## START Data supplied

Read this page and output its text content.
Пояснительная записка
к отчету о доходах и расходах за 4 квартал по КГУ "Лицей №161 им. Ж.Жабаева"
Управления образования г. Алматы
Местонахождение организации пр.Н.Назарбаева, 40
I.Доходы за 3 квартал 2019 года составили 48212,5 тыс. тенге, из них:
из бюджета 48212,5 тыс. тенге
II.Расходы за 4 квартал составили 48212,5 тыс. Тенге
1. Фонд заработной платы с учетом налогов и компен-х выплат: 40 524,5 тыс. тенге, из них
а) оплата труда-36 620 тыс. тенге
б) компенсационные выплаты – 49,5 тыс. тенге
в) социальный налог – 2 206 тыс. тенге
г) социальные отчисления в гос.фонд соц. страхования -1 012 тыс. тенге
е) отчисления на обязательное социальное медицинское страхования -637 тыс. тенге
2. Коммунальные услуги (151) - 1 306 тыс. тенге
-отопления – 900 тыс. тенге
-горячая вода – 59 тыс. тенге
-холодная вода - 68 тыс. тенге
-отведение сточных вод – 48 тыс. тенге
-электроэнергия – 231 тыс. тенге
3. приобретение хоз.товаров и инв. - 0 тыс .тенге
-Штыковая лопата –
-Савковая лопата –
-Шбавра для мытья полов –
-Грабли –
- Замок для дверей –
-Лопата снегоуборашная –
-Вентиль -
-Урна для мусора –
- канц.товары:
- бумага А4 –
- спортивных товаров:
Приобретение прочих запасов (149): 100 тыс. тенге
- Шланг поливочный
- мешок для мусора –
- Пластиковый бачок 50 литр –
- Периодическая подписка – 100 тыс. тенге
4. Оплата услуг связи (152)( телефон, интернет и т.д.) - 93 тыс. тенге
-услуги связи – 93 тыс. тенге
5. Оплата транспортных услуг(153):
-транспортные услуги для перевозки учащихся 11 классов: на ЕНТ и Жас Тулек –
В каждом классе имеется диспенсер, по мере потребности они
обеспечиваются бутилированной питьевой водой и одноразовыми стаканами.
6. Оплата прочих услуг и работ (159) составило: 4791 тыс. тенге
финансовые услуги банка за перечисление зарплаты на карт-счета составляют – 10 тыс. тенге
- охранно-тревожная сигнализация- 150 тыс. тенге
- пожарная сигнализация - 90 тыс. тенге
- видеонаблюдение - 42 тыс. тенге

## END Data supplied

What this task involves: Return all the data above once more, precisely as given.

Task output:
Read this page and output its text content.
Пояснительная записка
к отчету о доходах и расходах за 4 квартал по КГУ "Лицей №161 им. Ж.Жабаева"
Управления образования г. Алматы
Местонахождение организации пр.Н.Назарбаева, 40
I.Доходы за 3 квартал 2019 года составили 48212,5 тыс. тенге, из них:
из бюджета 48212,5 тыс. тенге
II.Расходы за 4 квартал составили 48212,5 тыс. Тенге
1. Фонд заработной платы с учетом налогов и компен-х выплат: 40 524,5 тыс. тенге, из них
а) оплата труда-36 620 тыс. тенге
б) компенсационные выплаты – 49,5 тыс. тенге
в) социальный налог – 2 206 тыс. тенге
г) социальные отчисления в гос.фонд соц. страхования -1 012 тыс. тенге
е) отчисления на обязательное социальное медицинское страхования -637 тыс. тенге
2. Коммунальные услуги (151) - 1 306 тыс. тенге
-отопления – 900 тыс. тенге
-горячая вода – 59 тыс. тенге
-холодная вода - 68 тыс. тенге
-отведение сточных вод – 48 тыс. тенге
-электроэнергия – 231 тыс. тенге
3. приобретение хоз.товаров и инв. - 0 тыс .тенге
-Штыковая лопата –
-Савковая лопата –
-Шбавра для мытья полов –
-Грабли –
- Замок для дверей –
-Лопата снегоуборашная –
-Вентиль -
-Урна для мусора –
- канц.товары:
- бумага А4 –
- спортивных товаров:
Приобретение прочих запасов (149): 100 тыс. тенге
- Шланг поливочный
- мешок для мусора –
- Пластиковый бачок 50 литр –
- Периодическая подписка – 100 тыс. тенге
4. Оплата услуг связи (152)( телефон, интернет и т.д.) - 93 тыс. тенге
-услуги связи – 93 тыс. тенге
5. Оплата транспортных услуг(153):
-транспортные услуги для перевозки учащихся 11 классов: на ЕНТ и Жас Тулек –
В каждом классе имеется диспенсер, по мере потребности они
обеспечиваются бутилированной питьевой водой и одноразовыми стаканами.
6. Оплата прочих услуг и работ (159) составило: 4791 тыс. тенге
финансовые услуги банка за перечисление зарплаты на карт-счета составляют – 10 тыс. тенге
- охранно-тревожная сигнализация- 150 тыс. тенге
- пожарная сигнализация - 90 тыс. тенге
- видеонаблюдение - 42 тыс. тенге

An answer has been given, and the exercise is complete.